List of tasks —
1: Please copy the part of the robot post starting with "Test 1: OpenCV" and going on through "tracking my arm.", switching "arm" to "hand" each time it appears.
2: Answer these from the robot post:
(a) Which version of Ubuntu was installed on the Mac mini?
(b) Which vision cameras are named?
(c) Which demo was run to track the arm?

Passage for review —
Mini Mac Robot

Monday, September 17, 2007

Enough Vacillating, Linux Wins

I was pulled in by the elegance of Cocoa programming for the Mac. It is actually fun to program with. Kudos to Apple, however there were two major drawbacks when I started testing systems for the robot. I could never get off the ground. For some reason the Iogear's feature mac product, "USB to Serial/PDA Converter Cable
Model # GUC232A" has failed me. It worked perfectly connecting to the brainstem on my windows laptop and on my wife's iMac G5. But for some unknown reason, I could not get it to work with the Mac Mini. I got a bunch of strange USB errors in the system log and after two days of troubleshooting I gave up. It also did not help that older usb cameras are not fun to deal with on the Mac.

Anyway, the decision to go back to PPC linux on the Mac mini turned out to be a great. Within, no time I am up and running using ubuntu PPC 7.04 (feisty). Talk about easy, OpenCV was in the package system. So the two most difficult things: connecting to the brainstem boards and the vision cameras (quickcam 3000) worked 'out of the box'.

Test 1: OpenCV

After installing all the OpenCV packages in Synaptic, I downloaded the latest OpenCV off of sourceforge and recompiled it and ran the samples. Just like that the vision system is up and running. I ran the camshift demo and had it track by arm by selecting my arm in the image, see the following sequence of images that shows it tracking my arm.

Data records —
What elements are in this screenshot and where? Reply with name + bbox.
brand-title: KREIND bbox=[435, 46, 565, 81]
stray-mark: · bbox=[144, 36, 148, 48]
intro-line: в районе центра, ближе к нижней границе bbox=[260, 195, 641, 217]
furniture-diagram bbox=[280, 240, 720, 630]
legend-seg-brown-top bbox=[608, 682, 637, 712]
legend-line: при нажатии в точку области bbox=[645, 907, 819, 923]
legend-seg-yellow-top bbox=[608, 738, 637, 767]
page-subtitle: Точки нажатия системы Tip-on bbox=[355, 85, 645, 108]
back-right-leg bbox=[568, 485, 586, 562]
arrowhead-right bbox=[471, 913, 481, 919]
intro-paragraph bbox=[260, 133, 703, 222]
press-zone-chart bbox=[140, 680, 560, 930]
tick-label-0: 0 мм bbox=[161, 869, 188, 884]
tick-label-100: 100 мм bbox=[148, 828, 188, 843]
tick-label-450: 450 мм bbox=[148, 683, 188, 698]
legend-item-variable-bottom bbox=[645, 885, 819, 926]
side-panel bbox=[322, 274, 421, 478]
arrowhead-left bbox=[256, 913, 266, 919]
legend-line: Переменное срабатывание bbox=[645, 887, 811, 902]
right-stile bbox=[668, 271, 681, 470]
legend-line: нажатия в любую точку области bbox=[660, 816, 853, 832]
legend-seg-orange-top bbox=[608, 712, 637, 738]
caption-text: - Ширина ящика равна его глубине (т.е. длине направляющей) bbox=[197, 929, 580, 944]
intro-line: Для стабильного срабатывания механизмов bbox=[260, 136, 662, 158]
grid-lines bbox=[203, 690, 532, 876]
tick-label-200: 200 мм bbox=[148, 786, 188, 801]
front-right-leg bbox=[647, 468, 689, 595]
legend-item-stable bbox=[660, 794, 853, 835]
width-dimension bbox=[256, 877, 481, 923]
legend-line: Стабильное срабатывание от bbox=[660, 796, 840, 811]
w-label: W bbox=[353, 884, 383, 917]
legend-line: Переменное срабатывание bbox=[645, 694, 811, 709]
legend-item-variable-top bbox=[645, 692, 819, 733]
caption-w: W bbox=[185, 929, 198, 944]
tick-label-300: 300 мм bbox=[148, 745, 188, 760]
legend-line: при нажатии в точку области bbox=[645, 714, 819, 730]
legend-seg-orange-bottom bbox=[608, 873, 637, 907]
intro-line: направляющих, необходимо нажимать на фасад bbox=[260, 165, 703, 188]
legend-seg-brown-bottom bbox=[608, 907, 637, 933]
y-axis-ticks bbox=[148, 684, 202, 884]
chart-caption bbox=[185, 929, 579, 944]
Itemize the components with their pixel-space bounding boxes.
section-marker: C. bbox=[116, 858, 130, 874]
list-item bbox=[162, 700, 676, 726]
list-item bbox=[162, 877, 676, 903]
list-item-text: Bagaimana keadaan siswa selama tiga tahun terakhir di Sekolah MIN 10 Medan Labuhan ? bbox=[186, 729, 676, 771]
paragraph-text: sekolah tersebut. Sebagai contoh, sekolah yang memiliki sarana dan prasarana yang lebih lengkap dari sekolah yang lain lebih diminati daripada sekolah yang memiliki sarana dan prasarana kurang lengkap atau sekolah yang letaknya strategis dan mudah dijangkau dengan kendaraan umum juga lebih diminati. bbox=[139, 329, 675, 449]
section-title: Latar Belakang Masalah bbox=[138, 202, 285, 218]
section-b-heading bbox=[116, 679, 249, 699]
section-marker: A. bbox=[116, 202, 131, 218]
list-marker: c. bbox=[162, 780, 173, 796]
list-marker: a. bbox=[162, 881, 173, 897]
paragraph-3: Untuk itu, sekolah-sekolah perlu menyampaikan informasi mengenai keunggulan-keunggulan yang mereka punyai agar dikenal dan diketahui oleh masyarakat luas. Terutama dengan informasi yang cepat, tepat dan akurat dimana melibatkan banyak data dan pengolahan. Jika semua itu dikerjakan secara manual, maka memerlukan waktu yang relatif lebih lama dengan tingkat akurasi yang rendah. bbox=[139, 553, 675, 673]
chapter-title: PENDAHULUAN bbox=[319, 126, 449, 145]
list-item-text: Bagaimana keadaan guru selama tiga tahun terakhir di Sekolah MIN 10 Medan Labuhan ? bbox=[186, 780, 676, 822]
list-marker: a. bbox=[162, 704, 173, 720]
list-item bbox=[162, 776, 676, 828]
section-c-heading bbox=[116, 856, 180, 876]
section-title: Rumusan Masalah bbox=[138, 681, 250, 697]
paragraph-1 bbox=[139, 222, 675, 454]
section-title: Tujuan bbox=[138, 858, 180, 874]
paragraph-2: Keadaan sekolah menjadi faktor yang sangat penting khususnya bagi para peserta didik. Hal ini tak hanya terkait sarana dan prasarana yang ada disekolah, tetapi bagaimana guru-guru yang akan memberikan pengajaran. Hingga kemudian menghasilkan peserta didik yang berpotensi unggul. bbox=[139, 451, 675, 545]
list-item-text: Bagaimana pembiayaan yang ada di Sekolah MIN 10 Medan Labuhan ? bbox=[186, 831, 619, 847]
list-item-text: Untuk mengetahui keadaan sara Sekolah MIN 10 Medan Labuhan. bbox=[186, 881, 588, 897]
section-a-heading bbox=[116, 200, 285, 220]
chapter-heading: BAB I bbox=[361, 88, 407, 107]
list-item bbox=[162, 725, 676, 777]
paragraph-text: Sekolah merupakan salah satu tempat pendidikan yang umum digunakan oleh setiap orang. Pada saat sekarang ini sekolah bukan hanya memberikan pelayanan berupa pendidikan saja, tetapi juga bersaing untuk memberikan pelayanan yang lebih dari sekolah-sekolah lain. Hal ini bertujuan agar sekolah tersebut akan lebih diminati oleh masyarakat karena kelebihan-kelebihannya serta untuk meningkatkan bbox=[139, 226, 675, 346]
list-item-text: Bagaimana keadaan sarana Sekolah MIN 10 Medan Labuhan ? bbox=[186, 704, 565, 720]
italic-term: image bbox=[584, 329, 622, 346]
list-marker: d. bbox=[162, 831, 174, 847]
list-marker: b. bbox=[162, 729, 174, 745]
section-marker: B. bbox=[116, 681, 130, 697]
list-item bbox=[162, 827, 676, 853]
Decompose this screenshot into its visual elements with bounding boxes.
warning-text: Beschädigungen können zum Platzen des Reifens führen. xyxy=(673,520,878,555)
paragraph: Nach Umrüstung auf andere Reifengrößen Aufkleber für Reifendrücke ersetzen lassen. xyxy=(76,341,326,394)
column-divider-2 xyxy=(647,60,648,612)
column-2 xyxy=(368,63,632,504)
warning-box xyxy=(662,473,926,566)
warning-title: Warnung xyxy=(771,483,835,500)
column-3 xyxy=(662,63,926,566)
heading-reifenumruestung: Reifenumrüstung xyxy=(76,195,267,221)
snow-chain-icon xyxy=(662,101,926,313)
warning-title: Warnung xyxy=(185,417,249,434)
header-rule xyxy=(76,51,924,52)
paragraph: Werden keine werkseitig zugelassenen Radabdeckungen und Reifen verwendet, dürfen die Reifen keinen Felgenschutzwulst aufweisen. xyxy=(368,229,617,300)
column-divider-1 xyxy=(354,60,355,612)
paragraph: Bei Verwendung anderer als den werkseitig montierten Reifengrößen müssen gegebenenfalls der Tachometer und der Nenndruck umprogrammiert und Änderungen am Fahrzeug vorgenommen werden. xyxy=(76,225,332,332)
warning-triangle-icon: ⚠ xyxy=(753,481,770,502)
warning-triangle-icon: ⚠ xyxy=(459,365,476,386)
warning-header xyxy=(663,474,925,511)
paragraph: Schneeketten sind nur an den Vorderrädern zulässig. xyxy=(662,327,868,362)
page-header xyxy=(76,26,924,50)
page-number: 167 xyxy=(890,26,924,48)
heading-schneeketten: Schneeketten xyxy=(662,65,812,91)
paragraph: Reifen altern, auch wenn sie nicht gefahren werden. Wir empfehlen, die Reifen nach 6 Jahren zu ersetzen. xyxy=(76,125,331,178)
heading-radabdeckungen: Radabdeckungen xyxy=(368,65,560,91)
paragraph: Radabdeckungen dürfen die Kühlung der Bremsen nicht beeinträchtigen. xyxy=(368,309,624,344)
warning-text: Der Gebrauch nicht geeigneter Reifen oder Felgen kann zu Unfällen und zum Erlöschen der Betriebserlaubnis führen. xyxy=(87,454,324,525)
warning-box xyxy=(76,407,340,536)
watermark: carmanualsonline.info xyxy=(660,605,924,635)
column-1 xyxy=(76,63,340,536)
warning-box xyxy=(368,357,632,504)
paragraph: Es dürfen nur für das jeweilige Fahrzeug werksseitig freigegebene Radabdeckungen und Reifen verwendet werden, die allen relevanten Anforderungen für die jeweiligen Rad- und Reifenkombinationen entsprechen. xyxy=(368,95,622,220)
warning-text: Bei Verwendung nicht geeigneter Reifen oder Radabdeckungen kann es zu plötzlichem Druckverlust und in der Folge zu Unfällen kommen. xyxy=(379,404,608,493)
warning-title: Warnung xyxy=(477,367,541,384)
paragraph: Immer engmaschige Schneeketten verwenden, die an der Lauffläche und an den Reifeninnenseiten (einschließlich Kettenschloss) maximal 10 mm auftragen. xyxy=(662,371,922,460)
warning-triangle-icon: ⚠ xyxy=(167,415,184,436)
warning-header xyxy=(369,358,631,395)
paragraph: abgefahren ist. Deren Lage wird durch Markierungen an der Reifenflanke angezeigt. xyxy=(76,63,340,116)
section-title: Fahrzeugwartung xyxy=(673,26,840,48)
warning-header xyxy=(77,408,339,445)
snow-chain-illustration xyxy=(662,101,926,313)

Answers provided —
1:
Test 1: OpenCV

After installing all the OpenCV packages in Synaptic, I downloaded the latest OpenCV off of sourceforge and recompiled it and ran the samples. Just like that the vision system is up and running. I ran the camshift demo and had it track by hand by selecting my hand in the image, see the following sequence of images that shows it tracking my hand.

2:
(a) Ubuntu PPC 7.04 (feisty)
(b) Quickcam 3000
(c) The camshift demo